> _RECORDS_:
☆ ☆ ☆ ☆ ☆ ☆ ☆

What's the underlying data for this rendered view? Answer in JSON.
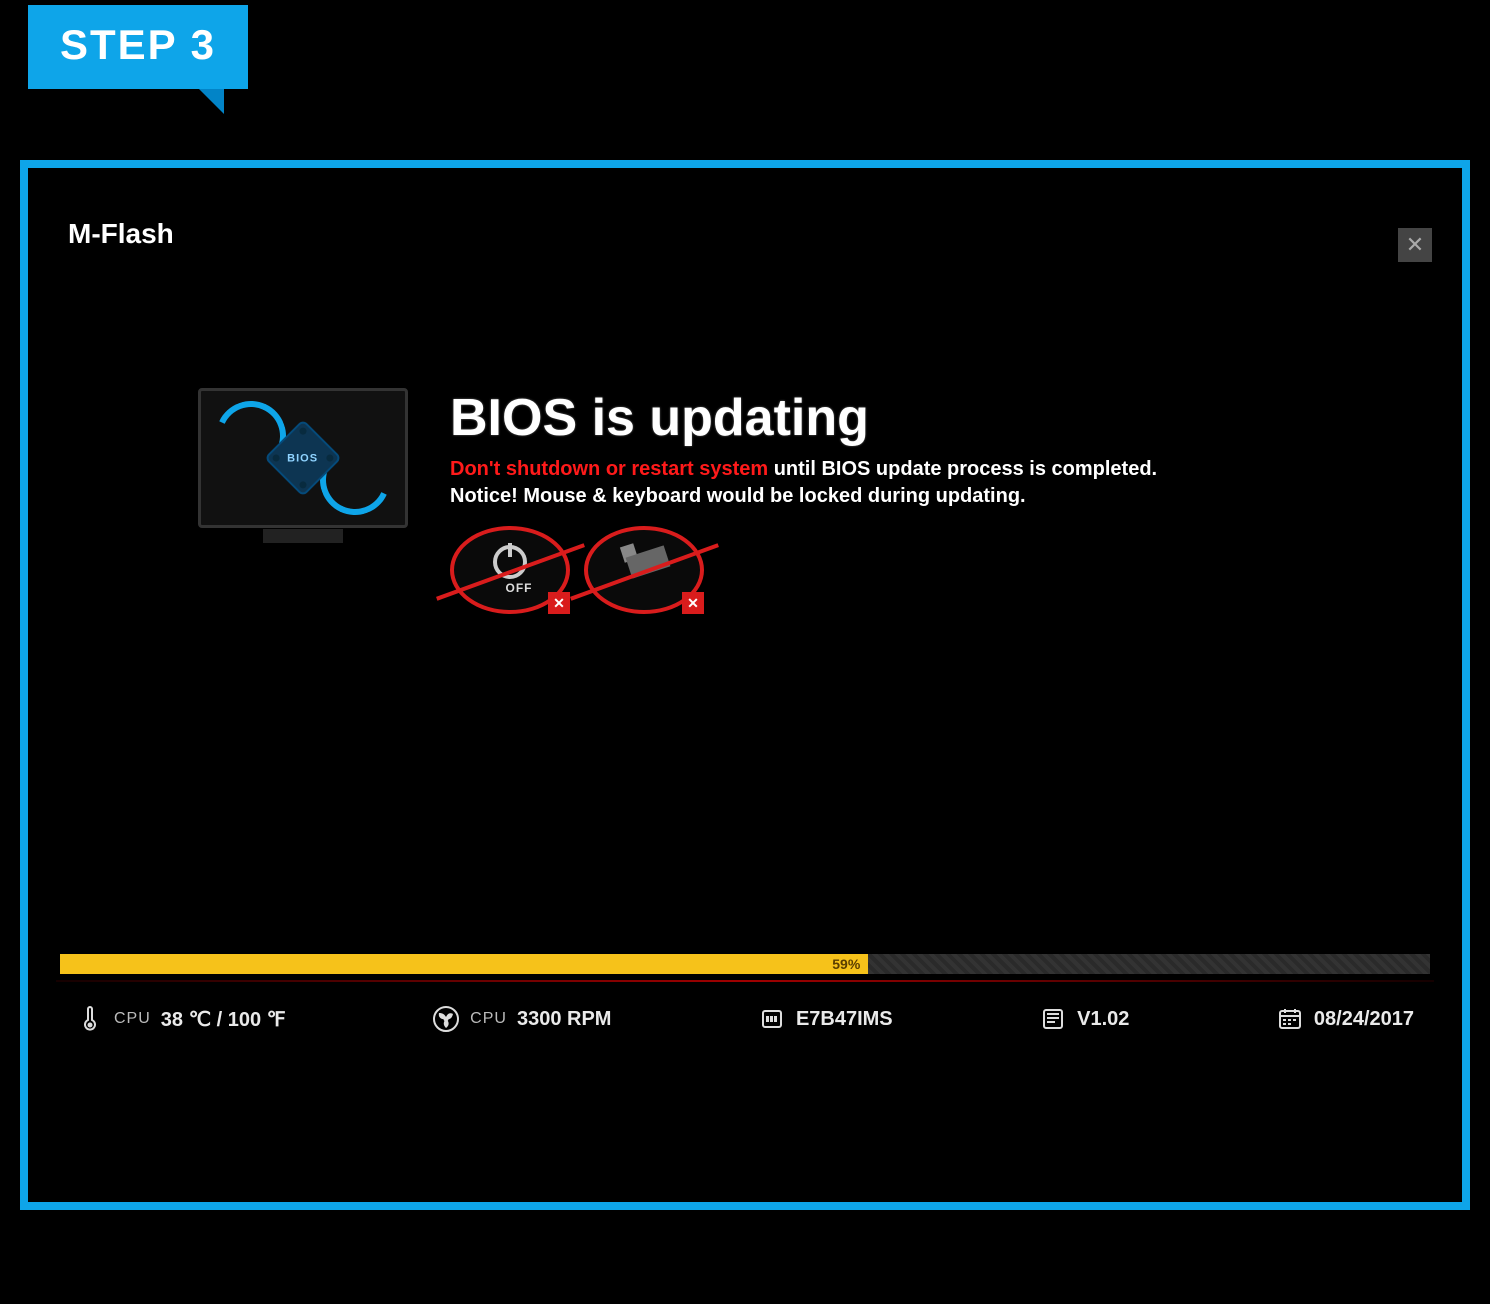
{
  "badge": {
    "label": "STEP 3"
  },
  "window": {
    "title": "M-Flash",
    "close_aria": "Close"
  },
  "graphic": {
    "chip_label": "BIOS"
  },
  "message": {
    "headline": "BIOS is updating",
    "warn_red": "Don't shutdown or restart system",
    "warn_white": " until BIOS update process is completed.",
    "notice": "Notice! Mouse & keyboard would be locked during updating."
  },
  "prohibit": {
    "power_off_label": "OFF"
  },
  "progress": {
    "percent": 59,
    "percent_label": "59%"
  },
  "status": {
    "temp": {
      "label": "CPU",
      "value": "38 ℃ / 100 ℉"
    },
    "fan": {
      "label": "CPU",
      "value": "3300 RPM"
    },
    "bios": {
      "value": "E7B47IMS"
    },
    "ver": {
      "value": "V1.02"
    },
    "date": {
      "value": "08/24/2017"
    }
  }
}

☆ ☆ ☆ ☆ ☆ ☆ ☆

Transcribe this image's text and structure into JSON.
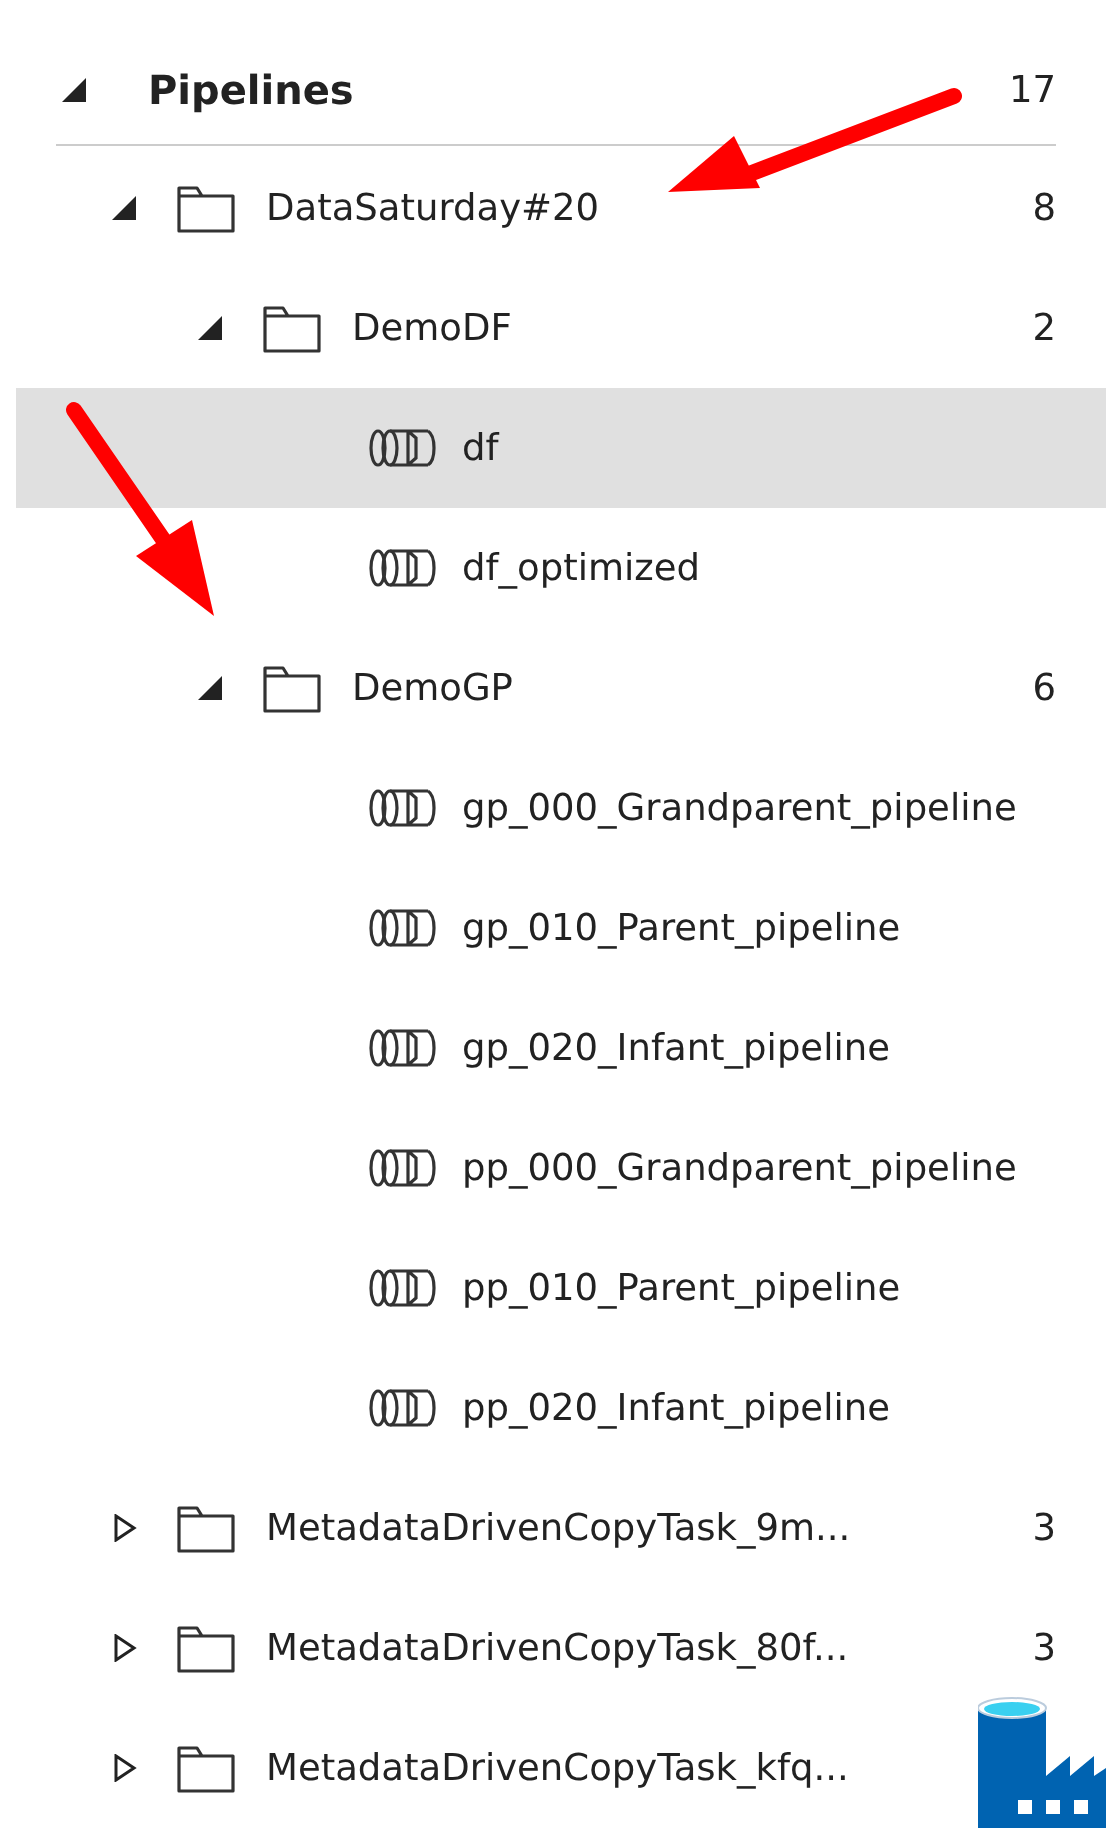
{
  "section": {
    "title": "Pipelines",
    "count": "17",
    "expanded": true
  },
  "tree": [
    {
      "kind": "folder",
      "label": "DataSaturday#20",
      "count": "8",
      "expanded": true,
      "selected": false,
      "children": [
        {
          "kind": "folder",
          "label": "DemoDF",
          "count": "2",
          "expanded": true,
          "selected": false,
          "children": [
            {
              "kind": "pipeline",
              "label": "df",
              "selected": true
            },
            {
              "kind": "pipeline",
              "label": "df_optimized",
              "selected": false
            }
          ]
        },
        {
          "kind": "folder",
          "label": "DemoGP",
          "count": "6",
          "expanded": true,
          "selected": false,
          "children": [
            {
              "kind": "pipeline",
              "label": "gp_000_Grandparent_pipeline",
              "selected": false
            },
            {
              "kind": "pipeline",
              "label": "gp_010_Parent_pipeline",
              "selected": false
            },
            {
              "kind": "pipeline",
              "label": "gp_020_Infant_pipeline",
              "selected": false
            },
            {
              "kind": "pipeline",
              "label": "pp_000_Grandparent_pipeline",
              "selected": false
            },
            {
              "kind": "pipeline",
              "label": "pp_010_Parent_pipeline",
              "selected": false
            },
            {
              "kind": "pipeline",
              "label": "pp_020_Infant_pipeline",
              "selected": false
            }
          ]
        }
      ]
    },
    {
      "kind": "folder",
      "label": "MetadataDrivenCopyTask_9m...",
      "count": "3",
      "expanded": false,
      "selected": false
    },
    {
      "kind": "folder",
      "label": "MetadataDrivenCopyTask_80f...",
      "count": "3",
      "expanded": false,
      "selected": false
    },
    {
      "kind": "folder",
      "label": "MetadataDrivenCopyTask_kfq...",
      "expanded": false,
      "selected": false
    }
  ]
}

☆ ☆ ☆ ☆ ☆ ☆ ☆

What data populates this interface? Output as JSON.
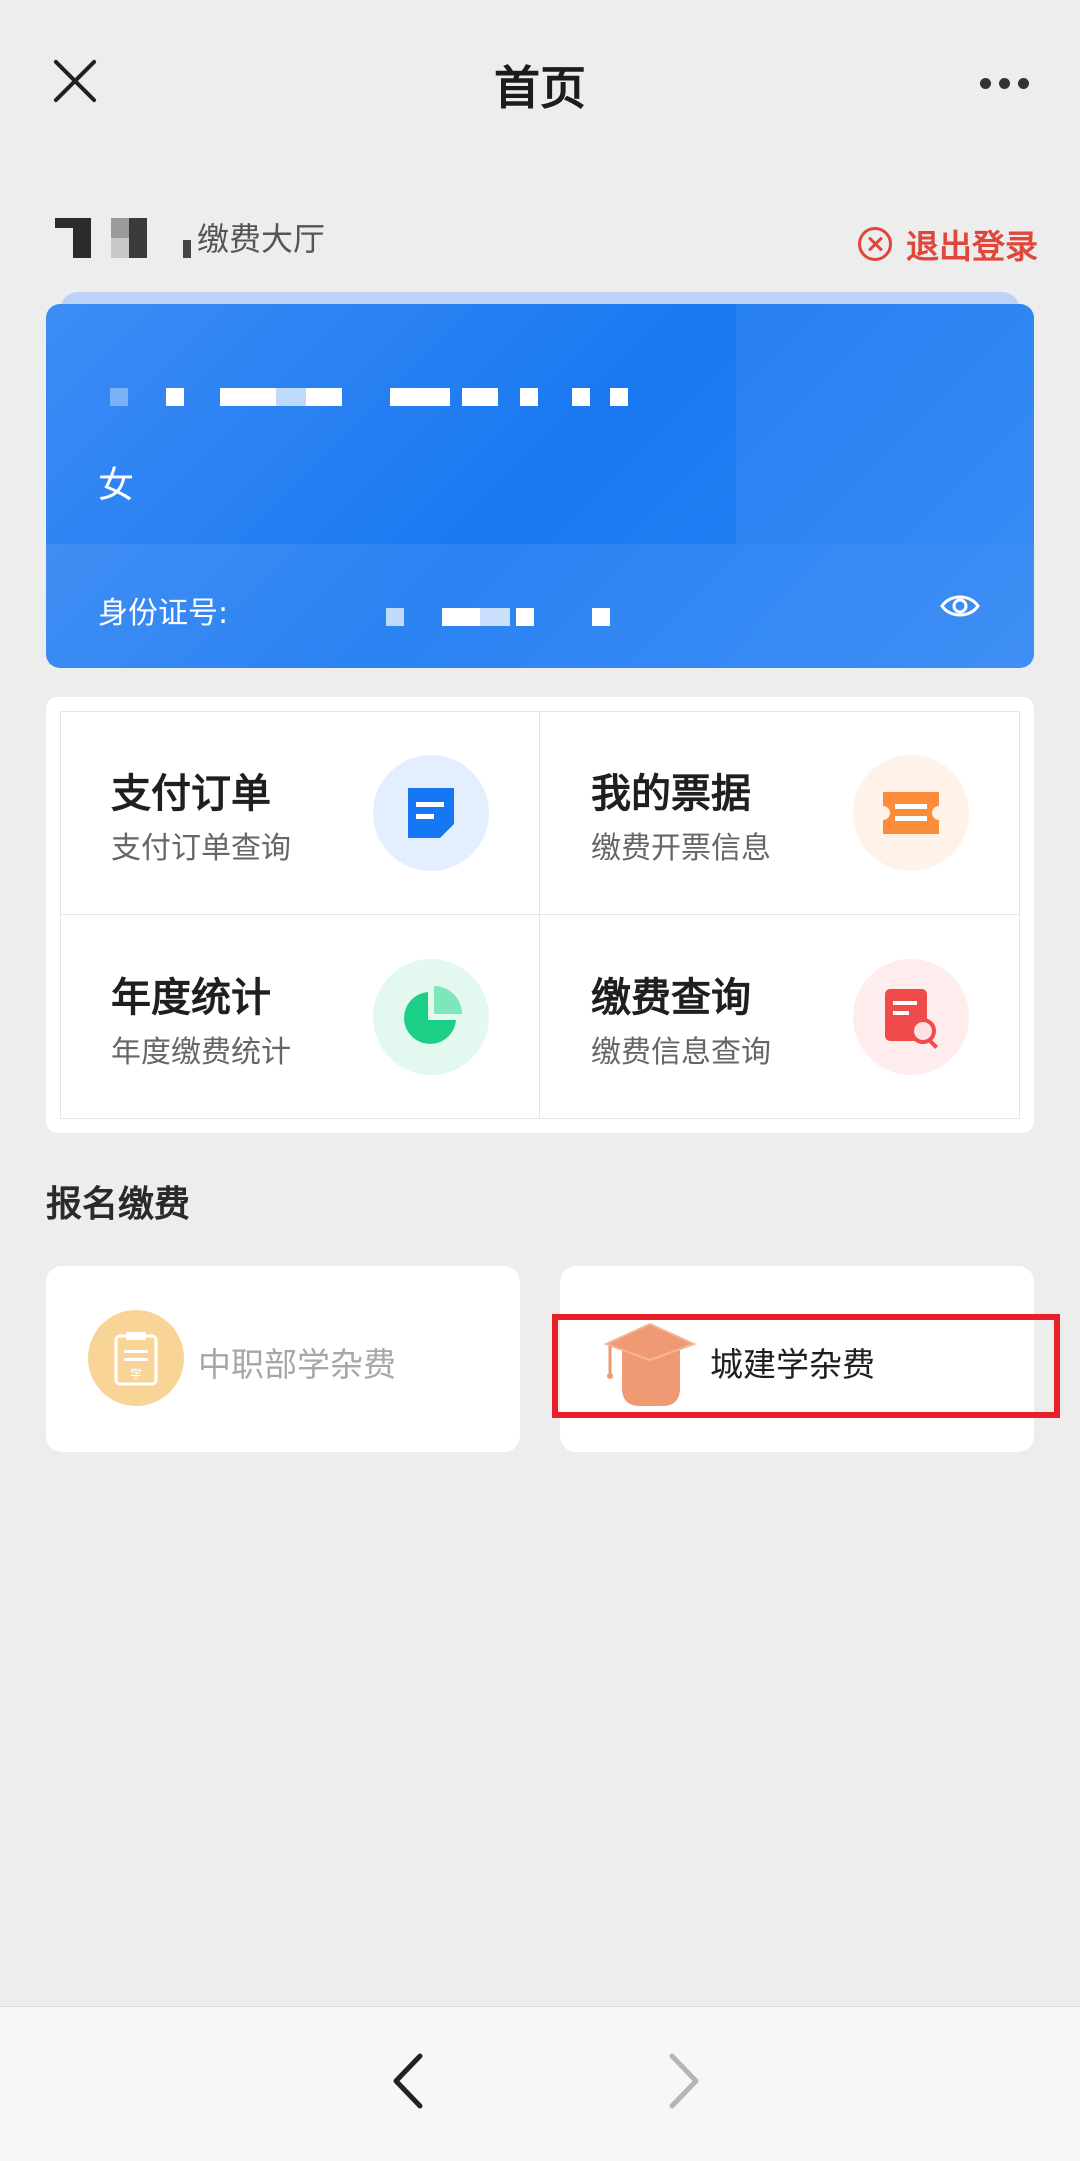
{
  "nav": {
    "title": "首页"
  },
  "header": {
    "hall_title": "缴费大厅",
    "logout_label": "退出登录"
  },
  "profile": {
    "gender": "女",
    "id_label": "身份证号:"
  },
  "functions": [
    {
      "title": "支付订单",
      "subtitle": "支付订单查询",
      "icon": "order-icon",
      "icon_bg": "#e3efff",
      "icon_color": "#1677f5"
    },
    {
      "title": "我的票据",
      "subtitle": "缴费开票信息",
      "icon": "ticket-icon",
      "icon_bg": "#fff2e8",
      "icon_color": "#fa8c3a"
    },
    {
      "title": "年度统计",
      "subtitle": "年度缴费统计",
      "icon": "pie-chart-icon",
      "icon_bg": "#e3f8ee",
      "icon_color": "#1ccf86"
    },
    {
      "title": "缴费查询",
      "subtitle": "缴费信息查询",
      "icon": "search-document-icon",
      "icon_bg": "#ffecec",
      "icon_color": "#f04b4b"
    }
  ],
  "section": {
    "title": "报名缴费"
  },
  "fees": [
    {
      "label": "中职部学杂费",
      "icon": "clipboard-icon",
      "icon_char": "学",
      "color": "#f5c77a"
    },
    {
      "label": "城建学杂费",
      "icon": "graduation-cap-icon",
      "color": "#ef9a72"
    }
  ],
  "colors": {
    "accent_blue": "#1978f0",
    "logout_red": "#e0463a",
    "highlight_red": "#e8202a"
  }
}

☆ ☆ ☆ ☆ ☆ ☆ ☆

> _SHORT PROBLEM_:
Work out the number of lines in this listing that include the word "value". Reply with that number only.

> _FINAL RESULT_:
5